_Written instruction_. Below are the records; pull every line that includes "области".

=== Supplied data ===

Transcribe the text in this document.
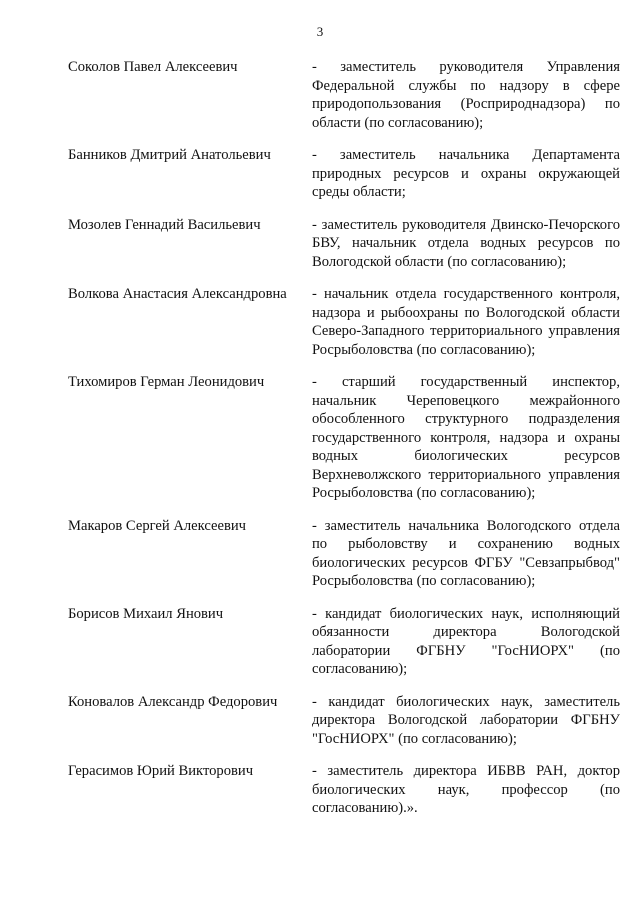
3
Соколов Павел Алексеевич	- заместитель руководителя Управления Федеральной службы по надзору в сфере природопользования (Росприроднадзора) по области (по согласованию);
Банников Дмитрий Анатольевич	- заместитель начальника Департамента природных ресурсов и охраны окружающей среды области;
Мозолев Геннадий Васильевич	- заместитель руководителя Двинско-Печорского БВУ, начальник отдела водных ресурсов по Вологодской области (по согласованию);
Волкова Анастасия Александровна	- начальник отдела государственного контроля, надзора и рыбоохраны по Вологодской области Северо-Западного территориального управления Росрыболовства (по согласованию);
Тихомиров Герман Леонидович	- старший государственный инспектор, начальник Череповецкого межрайонного обособленного структурного подразделения государственного контроля, надзора и охраны водных биологических ресурсов Верхневолжского территориального управления Росрыболовства (по согласованию);
Макаров Сергей Алексеевич	- заместитель начальника Вологодского отдела по рыболовству и сохранению водных биологических ресурсов ФГБУ "Севзапрыбвод" Росрыболовства (по согласованию);
Борисов Михаил Янович	- кандидат биологических наук, исполняющий обязанности директора Вологодской лаборатории ФГБНУ "ГосНИОРХ" (по согласованию);
Коновалов Александр Федорович	- кандидат биологических наук, заместитель директора Вологодской лаборатории ФГБНУ "ГосНИОРХ" (по согласованию);
Герасимов Юрий Викторович	- заместитель директора ИБВВ РАН, доктор биологических наук, профессор (по согласованию).».
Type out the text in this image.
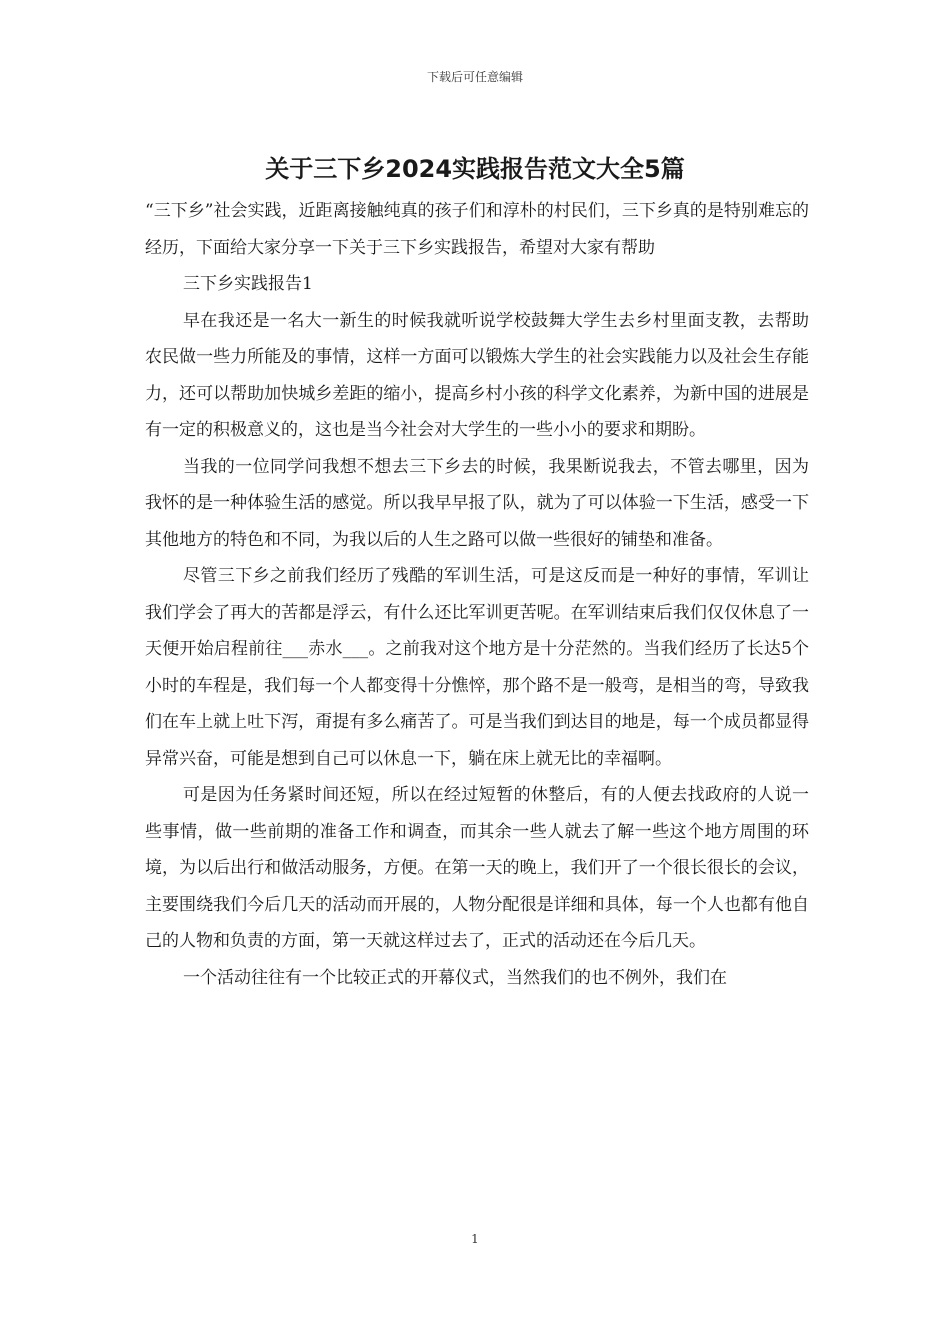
下载后可任意编辑
关于三下乡2024实践报告范文大全5篇

“三下乡”社会实践，近距离接触纯真的孩子们和淳朴的村民们，三下乡真的是特别难忘的经历，下面给大家分享一下关于三下乡实践报告，希望对大家有帮助

三下乡实践报告1

早在我还是一名大一新生的时候我就听说学校鼓舞大学生去乡村里面支教，去帮助农民做一些力所能及的事情，这样一方面可以锻炼大学生的社会实践能力以及社会生存能力，还可以帮助加快城乡差距的缩小，提高乡村小孩的科学文化素养，为新中国的进展是有一定的积极意义的，这也是当今社会对大学生的一些小小的要求和期盼。

当我的一位同学问我想不想去三下乡去的时候，我果断说我去，不管去哪里，因为我怀的是一种体验生活的感觉。所以我早早报了队，就为了可以体验一下生活，感受一下其他地方的特色和不同，为我以后的人生之路可以做一些很好的铺垫和准备。

尽管三下乡之前我们经历了残酷的军训生活，可是这反而是一种好的事情，军训让我们学会了再大的苦都是浮云，有什么还比军训更苦呢。在军训结束后我们仅仅休息了一天便开始启程前往___赤水___。之前我对这个地方是十分茫然的。当我们经历了长达5个小时的车程是，我们每一个人都变得十分憔悴，那个路不是一般弯，是相当的弯，导致我们在车上就上吐下泻，甭提有多么痛苦了。可是当我们到达目的地是，每一个成员都显得异常兴奋，可能是想到自己可以休息一下，躺在床上就无比的幸福啊。

可是因为任务紧时间还短，所以在经过短暂的休整后，有的人便去找政府的人说一些事情，做一些前期的准备工作和调查，而其余一些人就去了解一些这个地方周围的环境，为以后出行和做活动服务，方便。在第一天的晚上，我们开了一个很长很长的会议，主要围绕我们今后几天的活动而开展的，人物分配很是详细和具体，每一个人也都有他自己的人物和负责的方面，第一天就这样过去了，正式的活动还在今后几天。

一个活动往往有一个比较正式的开幕仪式，当然我们的也不例外，我们在

1
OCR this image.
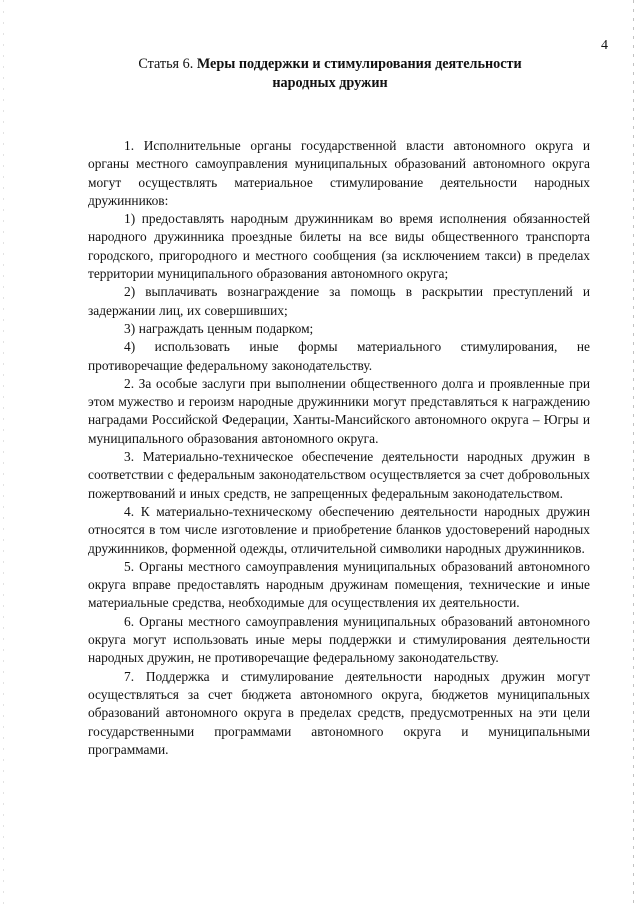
4
Статья 6. Меры поддержки и стимулирования деятельности народных дружин

1. Исполнительные органы государственной власти автономного округа и органы местного самоуправления муниципальных образований автономного округа могут осуществлять материальное стимулирование деятельности народных дружинников:

1) предоставлять народным дружинникам во время исполнения обязанностей народного дружинника проездные билеты на все виды общественного транспорта городского, пригородного и местного сообщения (за исключением такси) в пределах территории муниципального образования автономного округа;

2) выплачивать вознаграждение за помощь в раскрытии преступлений и задержании лиц, их совершивших;

3) награждать ценным подарком;

4) использовать иные формы материального стимулирования, не противоречащие федеральному законодательству.

2. За особые заслуги при выполнении общественного долга и проявленные при этом мужество и героизм народные дружинники могут представляться к награждению наградами Российской Федерации, Ханты-Мансийского автономного округа – Югры и муниципального образования автономного округа.

3. Материально-техническое обеспечение деятельности народных дружин в соответствии с федеральным законодательством осуществляется за счет добровольных пожертвований и иных средств, не запрещенных федеральным законодательством.

4. К материально-техническому обеспечению деятельности народных дружин относятся в том числе изготовление и приобретение бланков удостоверений народных дружинников, форменной одежды, отличительной символики народных дружинников.

5. Органы местного самоуправления муниципальных образований автономного округа вправе предоставлять народным дружинам помещения, технические и иные материальные средства, необходимые для осуществления их деятельности.

6. Органы местного самоуправления муниципальных образований автономного округа могут использовать иные меры поддержки и стимулирования деятельности народных дружин, не противоречащие федеральному законодательству.

7. Поддержка и стимулирование деятельности народных дружин могут осуществляться за счет бюджета автономного округа, бюджетов муниципальных образований автономного округа в пределах средств, предусмотренных на эти цели государственными программами автономного округа и муниципальными программами.
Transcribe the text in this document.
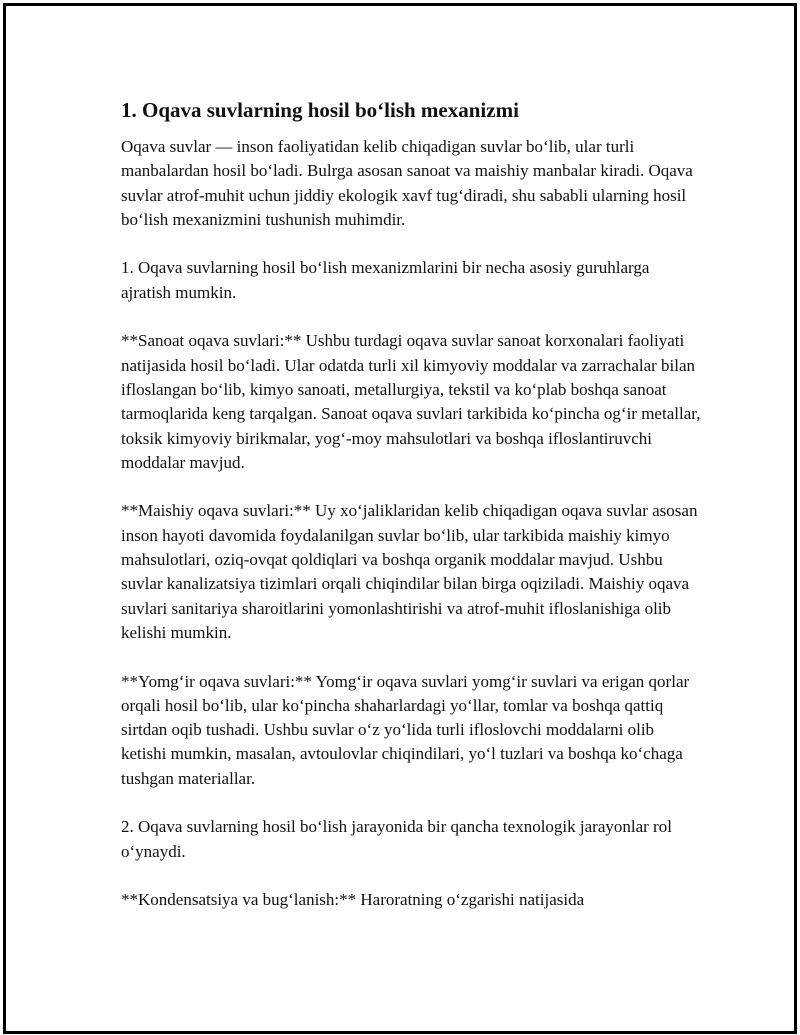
1. Oqava suvlarning hosil bo‘lish mexanizmi

Oqava suvlar — inson faoliyatidan kelib chiqadigan suvlar bo‘lib, ular turli manbalardan hosil bo‘ladi. Bulrga asosan sanoat va maishiy manbalar kiradi. Oqava suvlar atrof-muhit uchun jiddiy ekologik xavf tug‘diradi, shu sababli ularning hosil bo‘lish mexanizmini tushunish muhimdir.

1. Oqava suvlarning hosil bo‘lish mexanizmlarini bir necha asosiy guruhlarga ajratish mumkin.

**Sanoat oqava suvlari:** Ushbu turdagi oqava suvlar sanoat korxonalari faoliyati natijasida hosil bo‘ladi. Ular odatda turli xil kimyoviy moddalar va zarrachalar bilan ifloslangan bo‘lib, kimyo sanoati, metallurgiya, tekstil va ko‘plab boshqa sanoat tarmoqlarida keng tarqalgan. Sanoat oqava suvlari tarkibida ko‘pincha og‘ir metallar, toksik kimyoviy birikmalar, yog‘-moy mahsulotlari va boshqa ifloslantiruvchi moddalar mavjud.

**Maishiy oqava suvlari:** Uy xo‘jaliklaridan kelib chiqadigan oqava suvlar asosan inson hayoti davomida foydalanilgan suvlar bo‘lib, ular tarkibida maishiy kimyo mahsulotlari, oziq-ovqat qoldiqlari va boshqa organik moddalar mavjud. Ushbu suvlar kanalizatsiya tizimlari orqali chiqindilar bilan birga oqiziladi. Maishiy oqava suvlari sanitariya sharoitlarini yomonlashtirishi va atrof-muhit ifloslanishiga olib kelishi mumkin.

**Yomg‘ir oqava suvlari:** Yomg‘ir oqava suvlari yomg‘ir suvlari va erigan qorlar orqali hosil bo‘lib, ular ko‘pincha shaharlardagi yo‘llar, tomlar va boshqa qattiq sirtdan oqib tushadi. Ushbu suvlar o‘z yo‘lida turli ifloslovchi moddalarni olib ketishi mumkin, masalan, avtoulovlar chiqindilari, yo‘l tuzlari va boshqa ko‘chaga tushgan materiallar.

2. Oqava suvlarning hosil bo‘lish jarayonida bir qancha texnologik jarayonlar rol o‘ynaydi.

**Kondensatsiya va bug‘lanish:** Haroratning o‘zgarishi natijasida
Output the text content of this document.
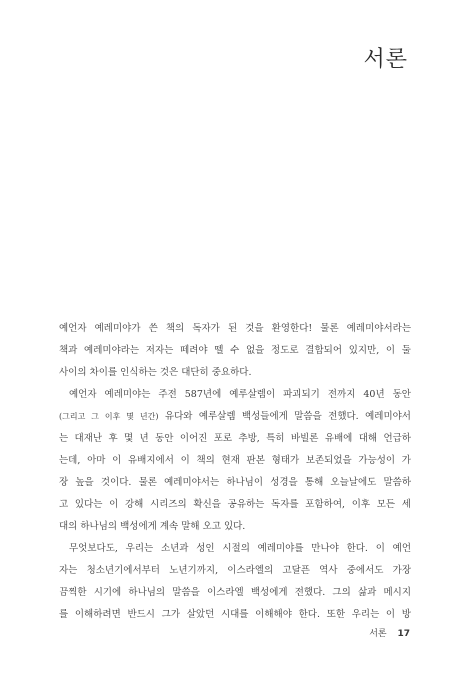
서론
예언자 예레미야가 쓴 책의 독자가 된 것을 환영한다! 물론 예레미야서라는
책과 예레미야라는 저자는 떼려야 뗄 수 없을 정도로 결합되어 있지만, 이 둘
사이의 차이를 인식하는 것은 대단히 중요하다.
예언자 예레미야는 주전 587년에 예루살렘이 파괴되기 전까지 40년 동안
(그리고 그 이후 몇 년간) 유다와 예루살렘 백성들에게 말씀을 전했다. 예레미야서
는 대재난 후 몇 년 동안 이어진 포로 추방, 특히 바빌론 유배에 대해 언급하
는데, 아마 이 유배지에서 이 책의 현재 판본 형태가 보존되었을 가능성이 가
장 높을 것이다. 물론 예레미야서는 하나님이 성경을 통해 오늘날에도 말씀하
고 있다는 이 강해 시리즈의 확신을 공유하는 독자를 포함하여, 이후 모든 세
대의 하나님의 백성에게 계속 말해 오고 있다.
무엇보다도, 우리는 소년과 성인 시절의 예레미야를 만나야 한다. 이 예언
자는 청소년기에서부터 노년기까지, 이스라엘의 고달픈 역사 중에서도 가장
끔찍한 시기에 하나님의 말씀을 이스라엘 백성에게 전했다. 그의 삶과 메시지
를 이해하려면 반드시 그가 살았던 시대를 이해해야 한다. 또한 우리는 이 방
서론 17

===

_Completed task_.
Соколов Павел Алексеевич	- заместитель руководителя Управления Федеральной службы по надзору в сфере природопользования (Росприроднадзора) по области (по согласованию);
Банников Дмитрий Анатольевич	- заместитель начальника Департамента природных ресурсов и охраны окружающей среды области;
Мозолев Геннадий Васильевич	- заместитель руководителя Двинско-Печорского БВУ, начальник отдела водных ресурсов по Вологодской области (по согласованию);
Волкова Анастасия Александровна	- начальник отдела государственного контроля, надзора и рыбоохраны по Вологодской области Северо-Западного территориального управления Росрыболовства (по согласованию);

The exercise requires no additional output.